--- BEGIN DATASET ROWS ---

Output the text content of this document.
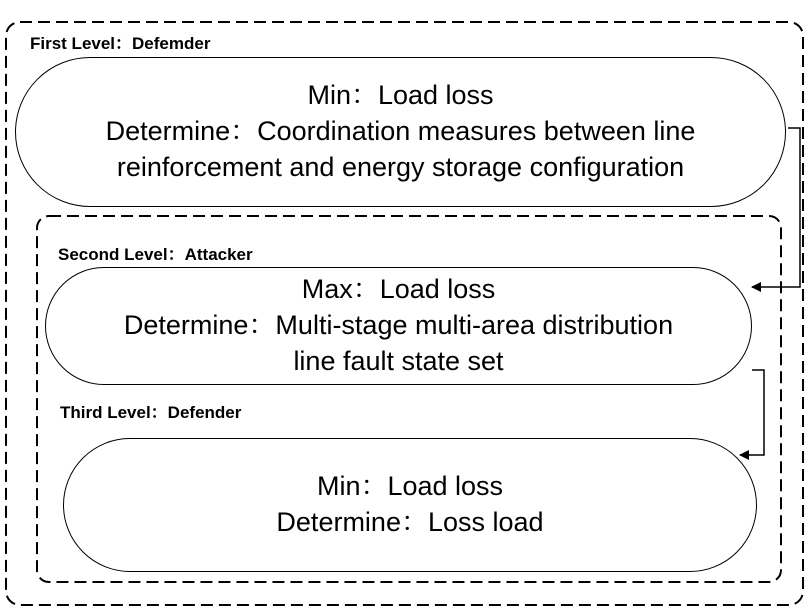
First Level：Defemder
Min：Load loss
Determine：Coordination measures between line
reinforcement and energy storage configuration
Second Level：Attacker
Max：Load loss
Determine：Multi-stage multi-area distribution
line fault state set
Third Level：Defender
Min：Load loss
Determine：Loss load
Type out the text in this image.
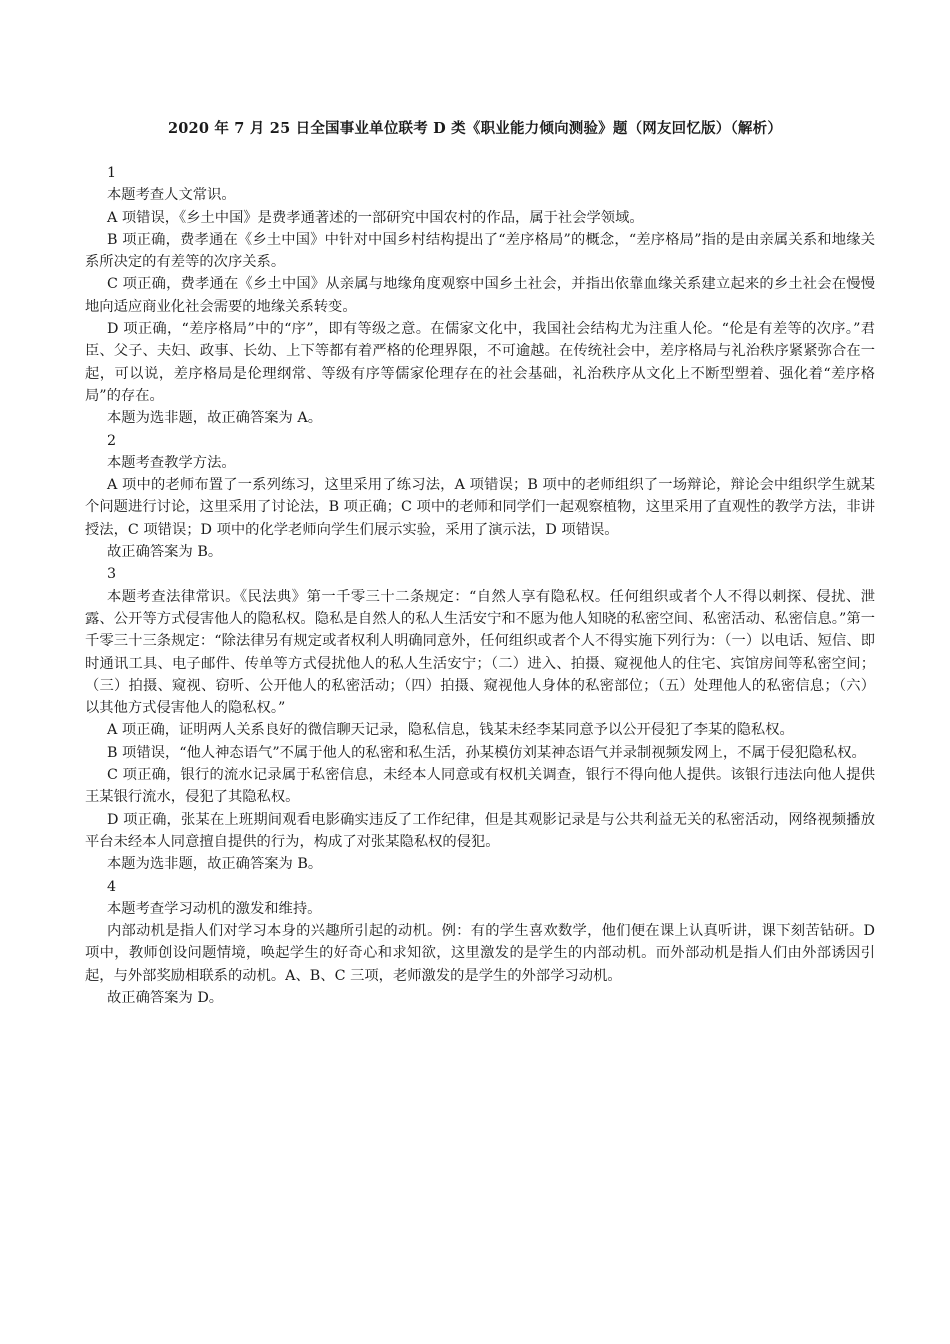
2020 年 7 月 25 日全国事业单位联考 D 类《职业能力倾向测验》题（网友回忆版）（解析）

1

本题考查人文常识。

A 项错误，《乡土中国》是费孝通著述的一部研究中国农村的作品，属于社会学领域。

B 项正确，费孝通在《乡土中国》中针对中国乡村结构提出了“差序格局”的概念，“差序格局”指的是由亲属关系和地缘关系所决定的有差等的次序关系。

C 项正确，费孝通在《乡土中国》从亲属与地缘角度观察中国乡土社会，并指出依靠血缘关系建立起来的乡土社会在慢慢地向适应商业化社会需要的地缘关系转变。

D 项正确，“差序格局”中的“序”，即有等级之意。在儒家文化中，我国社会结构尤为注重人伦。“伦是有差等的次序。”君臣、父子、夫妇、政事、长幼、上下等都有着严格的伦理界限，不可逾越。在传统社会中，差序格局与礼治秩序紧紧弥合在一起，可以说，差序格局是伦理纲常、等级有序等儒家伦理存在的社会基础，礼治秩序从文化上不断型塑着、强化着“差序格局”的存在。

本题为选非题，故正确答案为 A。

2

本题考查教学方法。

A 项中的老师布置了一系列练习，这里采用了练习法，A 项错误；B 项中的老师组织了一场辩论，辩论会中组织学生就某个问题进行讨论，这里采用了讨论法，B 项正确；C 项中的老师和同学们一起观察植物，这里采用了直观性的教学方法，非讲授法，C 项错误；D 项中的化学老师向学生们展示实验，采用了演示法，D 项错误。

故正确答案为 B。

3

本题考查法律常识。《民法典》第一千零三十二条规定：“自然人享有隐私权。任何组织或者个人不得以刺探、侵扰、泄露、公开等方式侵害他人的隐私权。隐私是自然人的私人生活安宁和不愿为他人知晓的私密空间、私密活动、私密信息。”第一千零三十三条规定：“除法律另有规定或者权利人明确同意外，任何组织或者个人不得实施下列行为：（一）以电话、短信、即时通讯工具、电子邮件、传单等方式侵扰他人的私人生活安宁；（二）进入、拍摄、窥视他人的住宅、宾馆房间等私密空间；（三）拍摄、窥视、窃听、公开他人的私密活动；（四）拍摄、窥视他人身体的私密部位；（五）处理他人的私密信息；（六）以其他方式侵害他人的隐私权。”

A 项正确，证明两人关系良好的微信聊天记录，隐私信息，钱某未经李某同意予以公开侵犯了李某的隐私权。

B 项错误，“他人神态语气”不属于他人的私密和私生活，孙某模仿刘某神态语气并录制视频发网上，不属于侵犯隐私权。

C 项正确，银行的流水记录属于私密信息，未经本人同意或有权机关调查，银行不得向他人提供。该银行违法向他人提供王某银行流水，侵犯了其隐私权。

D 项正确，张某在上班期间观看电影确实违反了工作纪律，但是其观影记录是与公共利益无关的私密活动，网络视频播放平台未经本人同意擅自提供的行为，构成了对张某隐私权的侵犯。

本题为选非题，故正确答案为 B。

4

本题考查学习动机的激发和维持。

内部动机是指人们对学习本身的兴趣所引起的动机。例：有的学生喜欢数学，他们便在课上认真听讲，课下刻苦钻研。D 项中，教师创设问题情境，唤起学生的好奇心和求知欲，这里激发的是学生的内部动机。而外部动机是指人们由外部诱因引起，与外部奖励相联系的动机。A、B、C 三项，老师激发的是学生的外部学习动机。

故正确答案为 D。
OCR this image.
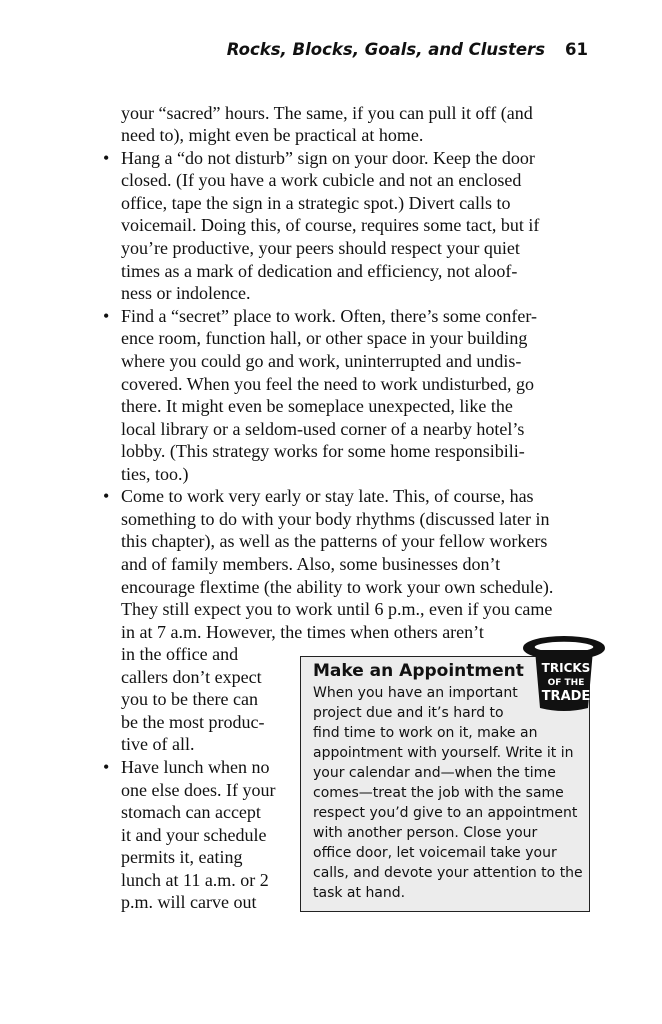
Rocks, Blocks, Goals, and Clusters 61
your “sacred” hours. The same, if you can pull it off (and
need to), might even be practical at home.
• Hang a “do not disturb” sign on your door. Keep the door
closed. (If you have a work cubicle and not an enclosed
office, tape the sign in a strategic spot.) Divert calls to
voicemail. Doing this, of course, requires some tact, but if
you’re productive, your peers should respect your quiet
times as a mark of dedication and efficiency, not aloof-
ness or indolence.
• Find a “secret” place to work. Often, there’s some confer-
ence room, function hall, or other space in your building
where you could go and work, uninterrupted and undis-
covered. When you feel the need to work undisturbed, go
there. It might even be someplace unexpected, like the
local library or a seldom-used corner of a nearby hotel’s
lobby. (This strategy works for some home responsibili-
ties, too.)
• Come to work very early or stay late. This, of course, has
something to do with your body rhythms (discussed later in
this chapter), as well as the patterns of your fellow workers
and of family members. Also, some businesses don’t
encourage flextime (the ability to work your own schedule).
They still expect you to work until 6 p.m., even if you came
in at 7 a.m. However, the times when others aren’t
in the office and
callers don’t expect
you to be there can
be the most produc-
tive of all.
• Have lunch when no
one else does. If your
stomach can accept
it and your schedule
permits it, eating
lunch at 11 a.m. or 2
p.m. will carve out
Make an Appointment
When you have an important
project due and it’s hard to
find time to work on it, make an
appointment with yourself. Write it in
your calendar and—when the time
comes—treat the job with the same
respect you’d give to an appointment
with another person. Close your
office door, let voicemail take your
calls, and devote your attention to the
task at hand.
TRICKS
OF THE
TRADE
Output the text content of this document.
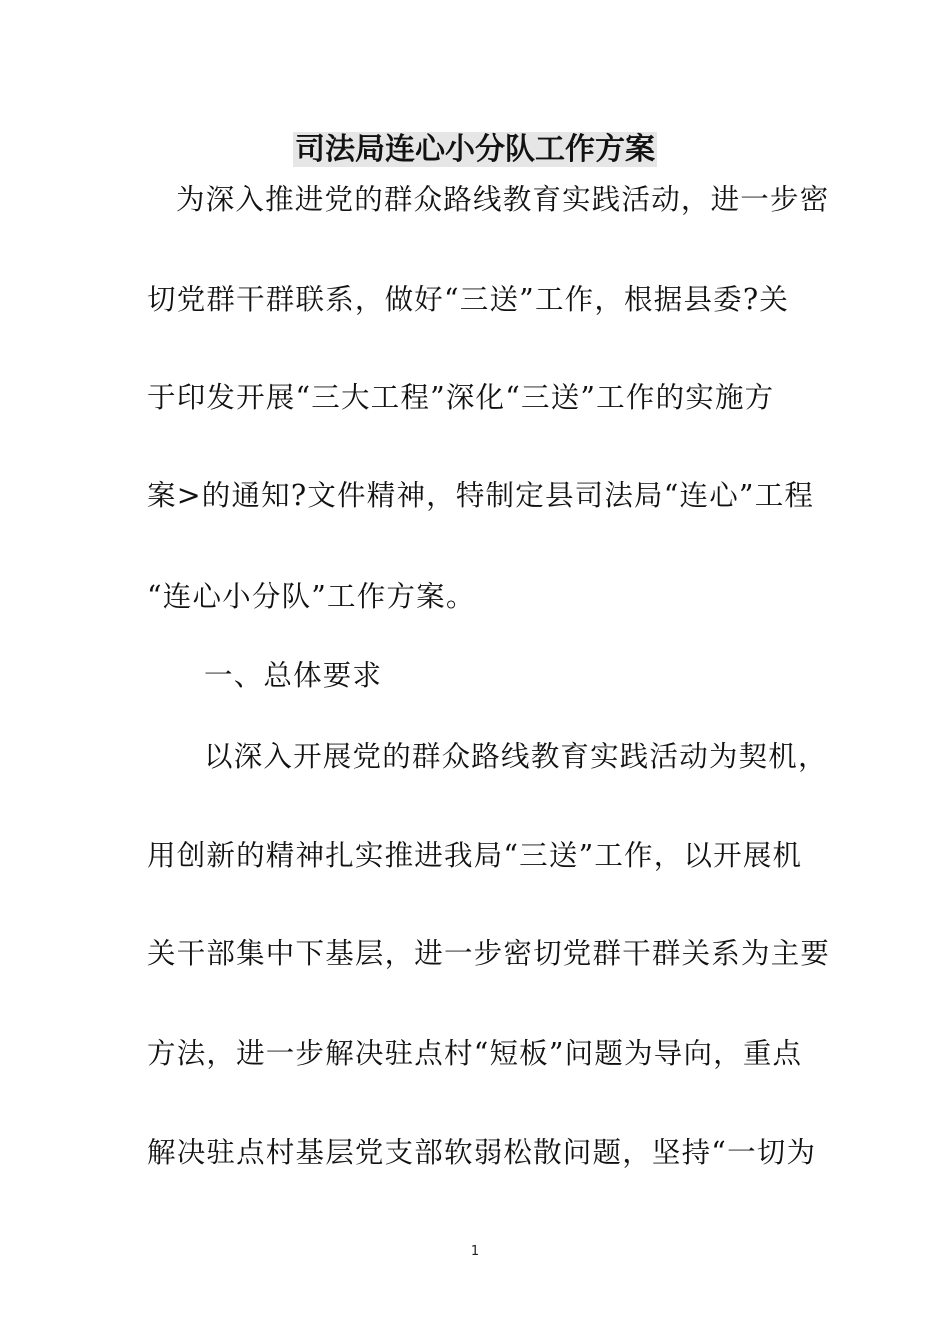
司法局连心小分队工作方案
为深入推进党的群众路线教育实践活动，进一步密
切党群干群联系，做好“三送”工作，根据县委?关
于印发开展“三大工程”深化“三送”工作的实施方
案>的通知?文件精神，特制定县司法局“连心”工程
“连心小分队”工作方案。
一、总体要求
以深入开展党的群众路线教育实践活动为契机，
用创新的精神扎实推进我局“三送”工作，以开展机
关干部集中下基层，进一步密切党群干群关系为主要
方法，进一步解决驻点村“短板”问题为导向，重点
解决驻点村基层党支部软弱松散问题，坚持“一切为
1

--- END DATASET ROWS ---

[WHAT TO WORK ON] Omit pictures; set down the rest of the material word for word.

[ANSWER TO THIS TASK]
Output the text content of this document.
First Level：Defemder
Min：Load loss
Determine：Coordination measures between line
reinforcement and energy storage configuration
Second Level：Attacker
Max：Load loss
Determine：Multi-stage multi-area distribution
line fault state set
Third Level：Defender
Min：Load loss
Determine：Loss load
Type out the text in this image.
2020 年 7 月 25 日全国事业单位联考 D 类《职业能力倾向测验》题（网友回忆版）（解析）

1

本题考查人文常识。

A 项错误，《乡土中国》是费孝通著述的一部研究中国农村的作品，属于社会学领域。

B 项正确，费孝通在《乡土中国》中针对中国乡村结构提出了“差序格局”的概念，“差序格局”指的是由亲属关系和地缘关系所决定的有差等的次序关系。

C 项正确，费孝通在《乡土中国》从亲属与地缘角度观察中国乡土社会，并指出依靠血缘关系建立起来的乡土社会在慢慢地向适应商业化社会需要的地缘关系转变。

D 项正确，“差序格局”中的“序”，即有等级之意。在儒家文化中，我国社会结构尤为注重人伦。“伦是有差等的次序。”君臣、父子、夫妇、政事、长幼、上下等都有着严格的伦理界限，不可逾越。在传统社会中，差序格局与礼治秩序紧紧弥合在一起，可以说，差序格局是伦理纲常、等级有序等儒家伦理存在的社会基础，礼治秩序从文化上不断型塑着、强化着“差序格局”的存在。

本题为选非题，故正确答案为 A。

2

本题考查教学方法。

A 项中的老师布置了一系列练习，这里采用了练习法，A 项错误；B 项中的老师组织了一场辩论，辩论会中组织学生就某个问题进行讨论，这里采用了讨论法，B 项正确；C 项中的老师和同学们一起观察植物，这里采用了直观性的教学方法，非讲授法，C 项错误；D 项中的化学老师向学生们展示实验，采用了演示法，D 项错误。

故正确答案为 B。

3

本题考查法律常识。《民法典》第一千零三十二条规定：“自然人享有隐私权。任何组织或者个人不得以刺探、侵扰、泄露、公开等方式侵害他人的隐私权。隐私是自然人的私人生活安宁和不愿为他人知晓的私密空间、私密活动、私密信息。”第一千零三十三条规定：“除法律另有规定或者权利人明确同意外，任何组织或者个人不得实施下列行为：（一）以电话、短信、即时通讯工具、电子邮件、传单等方式侵扰他人的私人生活安宁；（二）进入、拍摄、窥视他人的住宅、宾馆房间等私密空间；（三）拍摄、窥视、窃听、公开他人的私密活动；（四）拍摄、窥视他人身体的私密部位；（五）处理他人的私密信息；（六）以其他方式侵害他人的隐私权。”

A 项正确，证明两人关系良好的微信聊天记录，隐私信息，钱某未经李某同意予以公开侵犯了李某的隐私权。

B 项错误，“他人神态语气”不属于他人的私密和私生活，孙某模仿刘某神态语气并录制视频发网上，不属于侵犯隐私权。

C 项正确，银行的流水记录属于私密信息，未经本人同意或有权机关调查，银行不得向他人提供。该银行违法向他人提供王某银行流水，侵犯了其隐私权。

D 项正确，张某在上班期间观看电影确实违反了工作纪律，但是其观影记录是与公共利益无关的私密活动，网络视频播放平台未经本人同意擅自提供的行为，构成了对张某隐私权的侵犯。

本题为选非题，故正确答案为 B。

4

本题考查学习动机的激发和维持。

内部动机是指人们对学习本身的兴趣所引起的动机。例：有的学生喜欢数学，他们便在课上认真听讲，课下刻苦钻研。D 项中，教师创设问题情境，唤起学生的好奇心和求知欲，这里激发的是学生的内部动机。而外部动机是指人们由外部诱因引起，与外部奖励相联系的动机。A、B、C 三项，老师激发的是学生的外部学习动机。

故正确答案为 D。
OCR this image.
Rocks, Blocks, Goals, and Clusters 61
your “sacred” hours. The same, if you can pull it off (and
need to), might even be practical at home.
• Hang a “do not disturb” sign on your door. Keep the door
closed. (If you have a work cubicle and not an enclosed
office, tape the sign in a strategic spot.) Divert calls to
voicemail. Doing this, of course, requires some tact, but if
you’re productive, your peers should respect your quiet
times as a mark of dedication and efficiency, not aloof-
ness or indolence.
• Find a “secret” place to work. Often, there’s some confer-
ence room, function hall, or other space in your building
where you could go and work, uninterrupted and undis-
covered. When you feel the need to work undisturbed, go
there. It might even be someplace unexpected, like the
local library or a seldom-used corner of a nearby hotel’s
lobby. (This strategy works for some home responsibili-
ties, too.)
• Come to work very early or stay late. This, of course, has
something to do with your body rhythms (discussed later in
this chapter), as well as the patterns of your fellow workers
and of family members. Also, some businesses don’t
encourage flextime (the ability to work your own schedule).
They still expect you to work until 6 p.m., even if you came
in at 7 a.m. However, the times when others aren’t
in the office and
callers don’t expect
you to be there can
be the most produc-
tive of all.
• Have lunch when no
one else does. If your
stomach can accept
it and your schedule
permits it, eating
lunch at 11 a.m. or 2
p.m. will carve out
Make an Appointment
When you have an important
project due and it’s hard to
find time to work on it, make an
appointment with yourself. Write it in
your calendar and—when the time
comes—treat the job with the same
respect you’d give to an appointment
with another person. Close your
office door, let voicemail take your
calls, and devote your attention to the
task at hand.
TRICKS
OF THE
TRADE
Output the text content of this document.
司法局连心小分队工作方案
为深入推进党的群众路线教育实践活动，进一步密
切党群干群联系，做好“三送”工作，根据县委?关
于印发开展“三大工程”深化“三送”工作的实施方
案>的通知?文件精神，特制定县司法局“连心”工程
“连心小分队”工作方案。
一、总体要求
以深入开展党的群众路线教育实践活动为契机，
用创新的精神扎实推进我局“三送”工作，以开展机
关干部集中下基层，进一步密切党群干群关系为主要
方法，进一步解决驻点村“短板”问题为导向，重点
解决驻点村基层党支部软弱松散问题，坚持“一切为
1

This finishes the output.